Complete the branch-and-bound function given in bnb.c. This will call the fractional knapsack bound function frac_bound() and use the priority queue functions provided. More instructions are given in the code provided.
You should be here by the end of Week 2 of the Lab
The greedy algorithm is very simple. It sorts the items in decreasing value-to-weight ratio. Then it adds them in one by one in that order, skipping over any items that cannot fit in the knapsack, but continuing to add items that do fit until the last item is considered. There is no backtracking to be done.
Write your own greedy algorithm in greedy.c.
Note: if the result you get does not look correct, it could be that when you set a bit in solution[.], you used solution[temp_index[i]] when you should have used solution[i]. The function check_evaluate_and_print_solution() assumes that you will be referring to the items in their sorted order.
You should make notes in your lab book of your answers to the following questions. The lab demonstrator will ask you these questions during marking.
You should now have four methods for solving a knapsack problem: enumeration, dynamic programming, branch-and-bound and greedy-heuristic.
Q1. For large instances, you cannot use enumeration. Why? How large an instance do you think you can solve on the lab PCs using enumeration? (An accurate answer is not needed, so you can assume that one evaluation of a solution takes 1 microsecond.) (1 mark)

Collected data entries
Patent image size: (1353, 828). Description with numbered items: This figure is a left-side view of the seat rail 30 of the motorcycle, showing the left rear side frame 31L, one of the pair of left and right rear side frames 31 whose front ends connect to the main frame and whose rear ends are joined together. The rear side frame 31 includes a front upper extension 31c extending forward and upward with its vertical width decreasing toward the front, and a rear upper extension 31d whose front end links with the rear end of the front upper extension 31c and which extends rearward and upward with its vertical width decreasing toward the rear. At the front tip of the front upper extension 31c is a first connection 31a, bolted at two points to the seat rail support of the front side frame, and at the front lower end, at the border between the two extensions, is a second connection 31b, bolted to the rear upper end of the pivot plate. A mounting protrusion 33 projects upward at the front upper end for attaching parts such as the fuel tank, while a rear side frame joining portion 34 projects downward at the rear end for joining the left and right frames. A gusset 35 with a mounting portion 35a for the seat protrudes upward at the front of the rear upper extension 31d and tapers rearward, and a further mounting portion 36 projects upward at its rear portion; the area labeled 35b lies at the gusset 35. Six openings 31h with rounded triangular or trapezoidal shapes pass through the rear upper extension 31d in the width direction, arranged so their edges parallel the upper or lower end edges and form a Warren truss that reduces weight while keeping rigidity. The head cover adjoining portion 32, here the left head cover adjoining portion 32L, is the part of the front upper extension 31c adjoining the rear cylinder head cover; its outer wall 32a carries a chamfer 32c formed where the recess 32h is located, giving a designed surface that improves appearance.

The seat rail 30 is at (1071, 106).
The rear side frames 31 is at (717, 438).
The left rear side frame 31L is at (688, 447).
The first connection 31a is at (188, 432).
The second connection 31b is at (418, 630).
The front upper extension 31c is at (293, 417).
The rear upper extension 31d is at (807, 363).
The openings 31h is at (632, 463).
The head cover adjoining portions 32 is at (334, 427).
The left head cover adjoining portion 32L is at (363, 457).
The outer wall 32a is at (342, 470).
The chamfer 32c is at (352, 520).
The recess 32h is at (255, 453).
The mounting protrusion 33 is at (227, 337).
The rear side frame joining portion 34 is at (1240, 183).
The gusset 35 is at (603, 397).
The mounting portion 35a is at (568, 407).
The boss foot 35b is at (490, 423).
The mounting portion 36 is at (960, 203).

● WORK TO COMPLETE
A) Please convert the rows, from the first row through the row containing "The rear side frames 31 is at (717, 438).", into a JSON list of strings with one string per row and blank rows omitted.
B) Carry on the knapsack lab instructions from the point where they stop.
The knapsack lab instructions and the rows come from separate sources.

● THE ANSWERS
A)
[
  "Patent image size: (1353, 828). Description with numbered items: This figure is a left-side view of the seat rail 30 of the motorcycle, showing the left rear side frame 31L, one of the pair of left and right rear side frames 31 whose front ends connect to the main frame and whose rear ends are joined together. The rear side frame 31 includes a front upper extension 31c extending forward and upward with its vertical width decreasing toward the front, and a rear upper extension 31d whose front end links with the rear end of the front upper extension 31c and which extends rearward and upward with its vertical width decreasing toward the rear. At the front tip of the front upper extension 31c is a first connection 31a, bolted at two points to the seat rail support of the front side frame, and at the front lower end, at the border between the two extensions, is a second connection 31b, bolted to the rear upper end of the pivot plate. A mounting protrusion 33 projects upward at the front upper end for attaching parts such as the fuel tank, while a rear side frame joining portion 34 projects downward at the rear end for joining the left and right frames. A gusset 35 with a mounting portion 35a for the seat protrudes upward at the front of the rear upper extension 31d and tapers rearward, and a further mounting portion 36 projects upward at its rear portion; the area labeled 35b lies at the gusset 35. Six openings 31h with rounded triangular or trapezoidal shapes pass through the rear upper extension 31d in the width direction, arranged so their edges parallel the upper or lower end edges and form a Warren truss that reduces weight while keeping rigidity. The head cover adjoining portion 32, here the left head cover adjoining portion 32L, is the part of the front upper extension 31c adjoining the rear cylinder head cover; its outer wall 32a carries a chamfer 32c formed where the recess 32h is located, giving a designed surface that improves appearance.",
  "The seat rail 30 is at (1071, 106).",
  "The rear side frames 31 is at (717, 438)."
]

B)
Q2. Run the other three algorithms on the following knapsack problem instances and note what happens.
easy.200.4.txt hard1.200.11.txt hard1.2000.1.txtWhich instances does greedy solve optimally? Does dynamic programming work on all instances, and why/why not? Does branch-and-bound come to a stop on all instances? (2 marks)
Q3. Can you explain WHY the hard1 instances are easy or hard (cause problems) for (i) greedy, (ii) branch-and-bound and (iii) dynamic programming? This question is quite tough. Do not attempt it if you are running out of time. (1 mark)
Q4. The airline has problems of size 500-2000 of similar type to the hard1 instances. Which algorithm(s) do you recommend using and why? What should they do in case the algorithm runs out of time? (2 marks)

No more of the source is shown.